WORK TO BE COMPLETED: Return all the data below as it stands, minus the pictures.

[Extracted data entries]
***
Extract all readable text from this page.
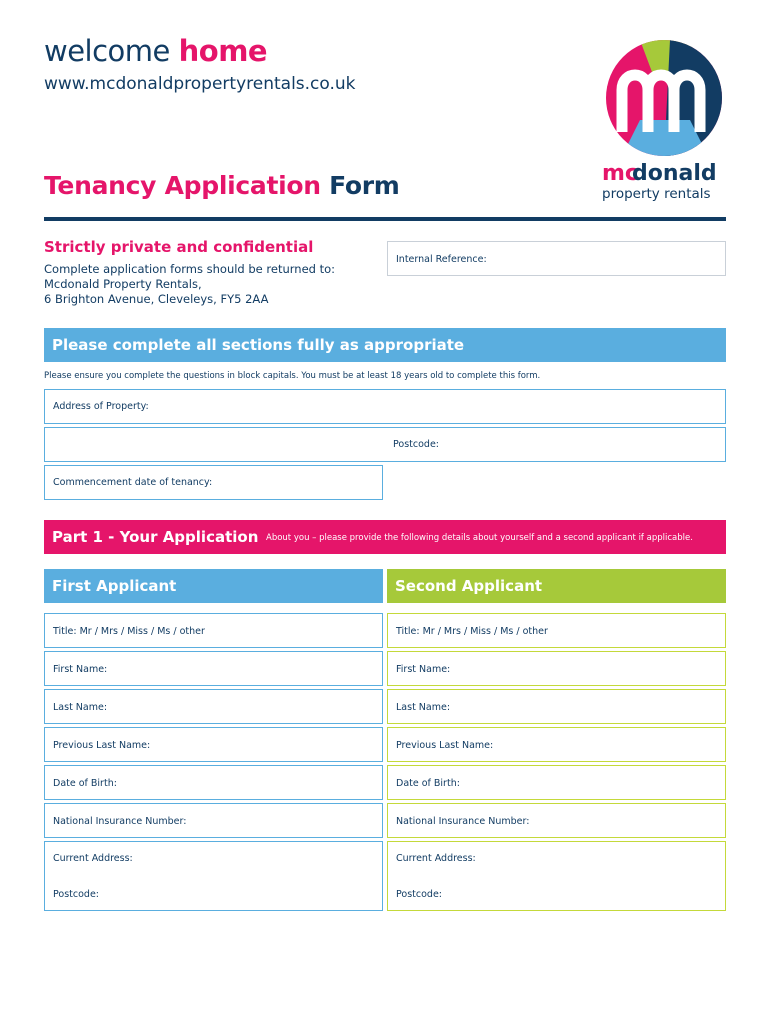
welcome home
www.mcdonaldpropertyrentals.co.uk
mc
donald
property rentals
Tenancy Application Form
Strictly private and confidential
Complete application forms should be returned to:
Mcdonald Property Rentals,
6 Brighton Avenue, Cleveleys, FY5 2AA
Internal Reference:
Please complete all sections fully as appropriate
Please ensure you complete the questions in block capitals. You must be at least 18 years old to complete this form.
Address of Property:
Postcode:
Commencement date of tenancy:
Part 1 - Your Application About you – please provide the following details about yourself and a second applicant if applicable.
First Applicant	Second Applicant
Title: Mr / Mrs / Miss / Ms / other
First Name:
Last Name:
Previous Last Name:
Date of Birth:
National Insurance Number:
Current Address:
Postcode:
Title: Mr / Mrs / Miss / Ms / other
First Name:
Last Name:
Previous Last Name:
Date of Birth:
National Insurance Number:
Current Address:
Postcode:
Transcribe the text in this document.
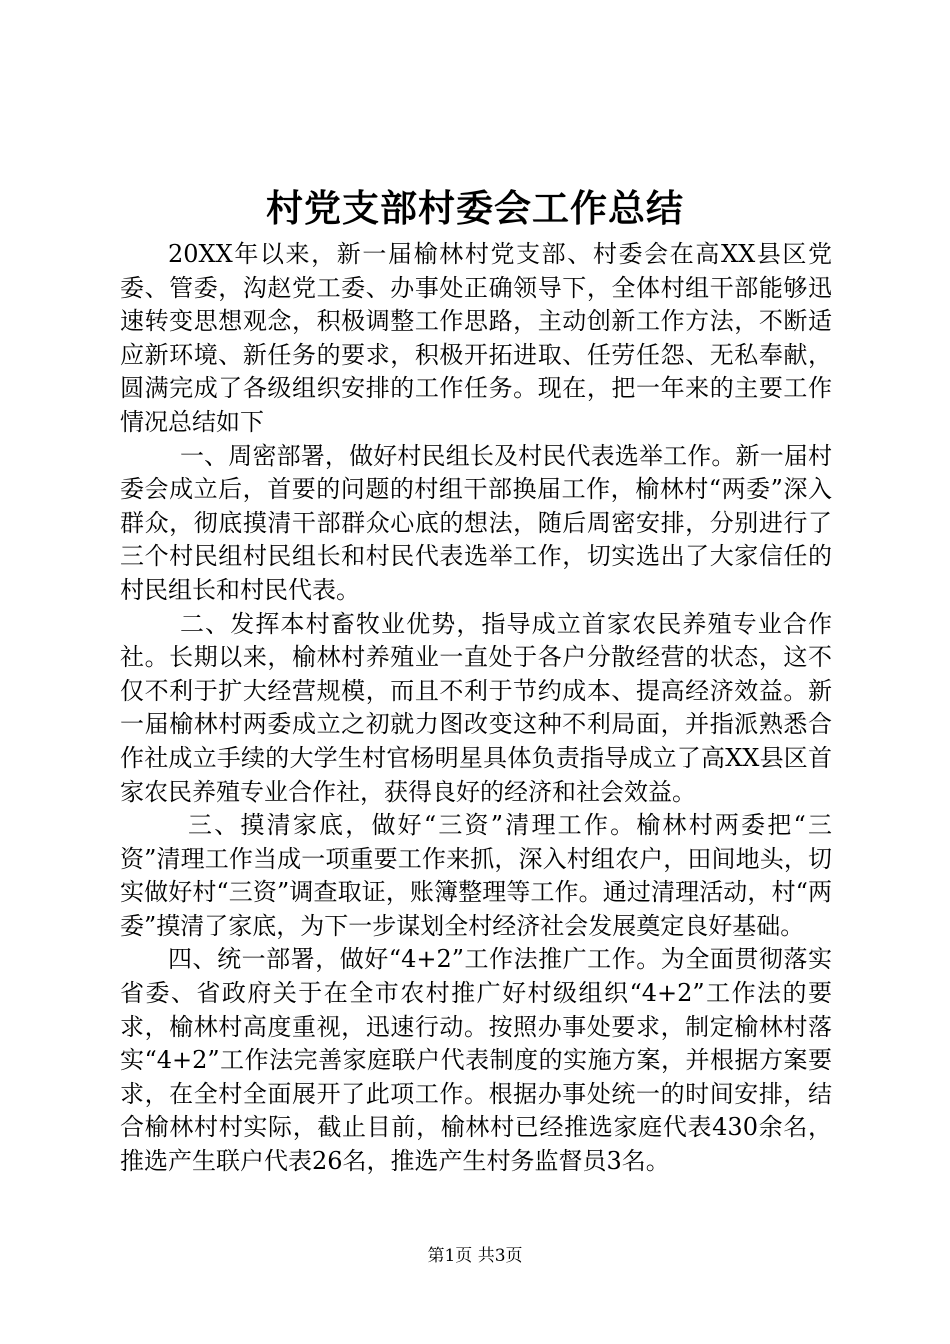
村党支部村委会工作总结

20XX年以来，新一届榆林村党支部、村委会在高XX县区党委、管委，沟赵党工委、办事处正确领导下，全体村组干部能够迅速转变思想观念，积极调整工作思路，主动创新工作方法，不断适应新环境、新任务的要求，积极开拓进取、任劳任怨、无私奉献，圆满完成了各级组织安排的工作任务。现在，把一年来的主要工作情况总结如下

一、周密部署，做好村民组长及村民代表选举工作。新一届村委会成立后，首要的问题的村组干部换届工作，榆林村“两委”深入群众，彻底摸清干部群众心底的想法，随后周密安排，分别进行了三个村民组村民组长和村民代表选举工作，切实选出了大家信任的村民组长和村民代表。

二、发挥本村畜牧业优势，指导成立首家农民养殖专业合作社。长期以来，榆林村养殖业一直处于各户分散经营的状态，这不仅不利于扩大经营规模，而且不利于节约成本、提高经济效益。新一届榆林村两委成立之初就力图改变这种不利局面，并指派熟悉合作社成立手续的大学生村官杨明星具体负责指导成立了高XX县区首家农民养殖专业合作社，获得良好的经济和社会效益。

三、摸清家底，做好“三资”清理工作。榆林村两委把“三资”清理工作当成一项重要工作来抓，深入村组农户，田间地头，切实做好村“三资”调查取证，账簿整理等工作。通过清理活动，村“两委”摸清了家底，为下一步谋划全村经济社会发展奠定良好基础。

四、统一部署，做好“4+2”工作法推广工作。为全面贯彻落实省委、省政府关于在全市农村推广好村级组织“4+2”工作法的要求，榆林村高度重视，迅速行动。按照办事处要求，制定榆林村落实“4+2”工作法完善家庭联户代表制度的实施方案，并根据方案要求，在全村全面展开了此项工作。根据办事处统一的时间安排，结合榆林村村实际，截止目前，榆林村已经推选家庭代表430余名，推选产生联户代表26名，推选产生村务监督员3名。

第1页 共3页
***
TASK RESPONSE:
Extract all readable text from this page.
welcome home
www.mcdonaldpropertyrentals.co.uk
mc
donald
property rentals
Tenancy Application Form
Strictly private and confidential
Complete application forms should be returned to:
Mcdonald Property Rentals,
6 Brighton Avenue, Cleveleys, FY5 2AA
Internal Reference:
Please complete all sections fully as appropriate
Please ensure you complete the questions in block capitals. You must be at least 18 years old to complete this form.
Address of Property:
Postcode:
Commencement date of tenancy:
Part 1 - Your Application About you – please provide the following details about yourself and a second applicant if applicable.
First Applicant	Second Applicant
Title: Mr / Mrs / Miss / Ms / other
First Name:
Last Name:
Previous Last Name:
Date of Birth:
National Insurance Number:
Current Address:
Postcode:
Title: Mr / Mrs / Miss / Ms / other
First Name:
Last Name:
Previous Last Name:
Date of Birth:
National Insurance Number:
Current Address:
Postcode:
Transcribe the text in this document.
村党支部村委会工作总结

20XX年以来，新一届榆林村党支部、村委会在高XX县区党委、管委，沟赵党工委、办事处正确领导下，全体村组干部能够迅速转变思想观念，积极调整工作思路，主动创新工作方法，不断适应新环境、新任务的要求，积极开拓进取、任劳任怨、无私奉献，圆满完成了各级组织安排的工作任务。现在，把一年来的主要工作情况总结如下

一、周密部署，做好村民组长及村民代表选举工作。新一届村委会成立后，首要的问题的村组干部换届工作，榆林村“两委”深入群众，彻底摸清干部群众心底的想法，随后周密安排，分别进行了三个村民组村民组长和村民代表选举工作，切实选出了大家信任的村民组长和村民代表。

二、发挥本村畜牧业优势，指导成立首家农民养殖专业合作社。长期以来，榆林村养殖业一直处于各户分散经营的状态，这不仅不利于扩大经营规模，而且不利于节约成本、提高经济效益。新一届榆林村两委成立之初就力图改变这种不利局面，并指派熟悉合作社成立手续的大学生村官杨明星具体负责指导成立了高XX县区首家农民养殖专业合作社，获得良好的经济和社会效益。

三、摸清家底，做好“三资”清理工作。榆林村两委把“三资”清理工作当成一项重要工作来抓，深入村组农户，田间地头，切实做好村“三资”调查取证，账簿整理等工作。通过清理活动，村“两委”摸清了家底，为下一步谋划全村经济社会发展奠定良好基础。

四、统一部署，做好“4+2”工作法推广工作。为全面贯彻落实省委、省政府关于在全市农村推广好村级组织“4+2”工作法的要求，榆林村高度重视，迅速行动。按照办事处要求，制定榆林村落实“4+2”工作法完善家庭联户代表制度的实施方案，并根据方案要求，在全村全面展开了此项工作。根据办事处统一的时间安排，结合榆林村村实际，截止目前，榆林村已经推选家庭代表430余名，推选产生联户代表26名，推选产生村务监督员3名。

第1页 共3页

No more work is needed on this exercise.